Entries taken from a collection:

----

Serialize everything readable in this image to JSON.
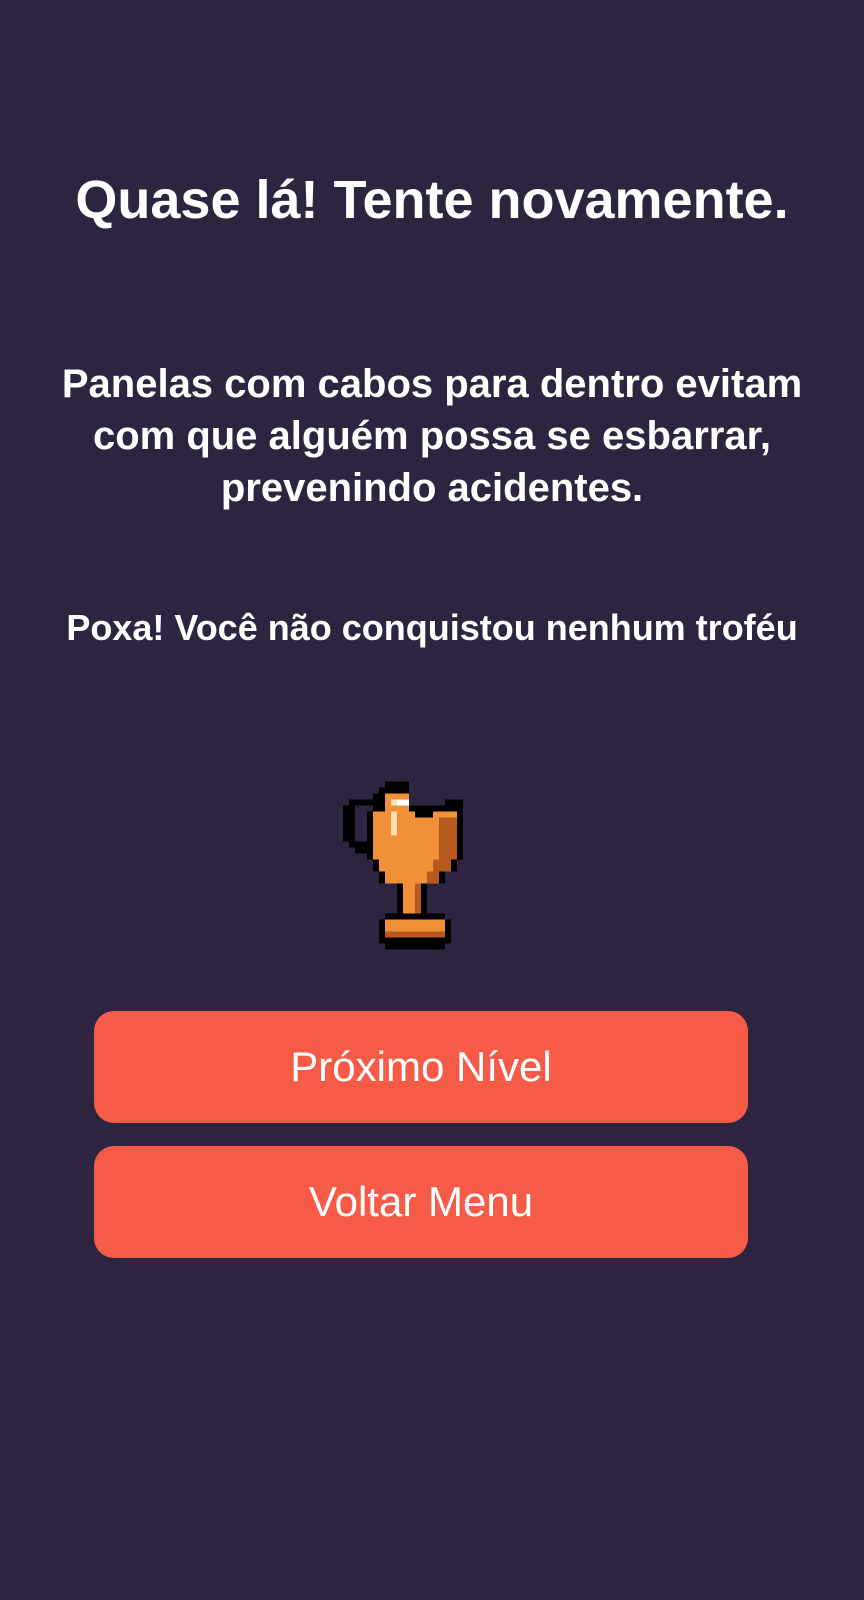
{
  "screen": {
    "title": "Quase lá! Tente novamente.",
    "tip": "Panelas com cabos para dentro evitam com que alguém possa se esbarrar, prevenindo acidentes.",
    "result_message": "Poxa! Você não conquistou nenhum troféu"
  },
  "trophy": {
    "icon": "bronze-trophy-icon"
  },
  "buttons": {
    "next_level_label": "Próximo Nível",
    "back_menu_label": "Voltar Menu"
  },
  "colors": {
    "background": "#2d2440",
    "button": "#f65b47",
    "text": "#ffffff",
    "trophy_main": "#f0913a",
    "trophy_shadow": "#b85a1f",
    "trophy_highlight": "#ffe0b0",
    "trophy_outline": "#000000"
  }
}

----

Reproduce the records, all of them, word for word; omit the pictures.

Result of this task:
Serialize everything readable in this image to JSON.
{
  "screen": {
    "title": "Quase lá! Tente novamente.",
    "tip": "Panelas com cabos para dentro evitam com que alguém possa se esbarrar, prevenindo acidentes.",
    "result_message": "Poxa! Você não conquistou nenhum troféu"
  },
  "trophy": {
    "icon": "bronze-trophy-icon"
  },
  "buttons": {
    "next_level_label": "Próximo Nível",
    "back_menu_label": "Voltar Menu"
  },
  "colors": {
    "background": "#2d2440",
    "button": "#f65b47",
    "text": "#ffffff",
    "trophy_main": "#f0913a",
    "trophy_shadow": "#b85a1f",
    "trophy_highlight": "#ffe0b0",
    "trophy_outline": "#000000"
  }
}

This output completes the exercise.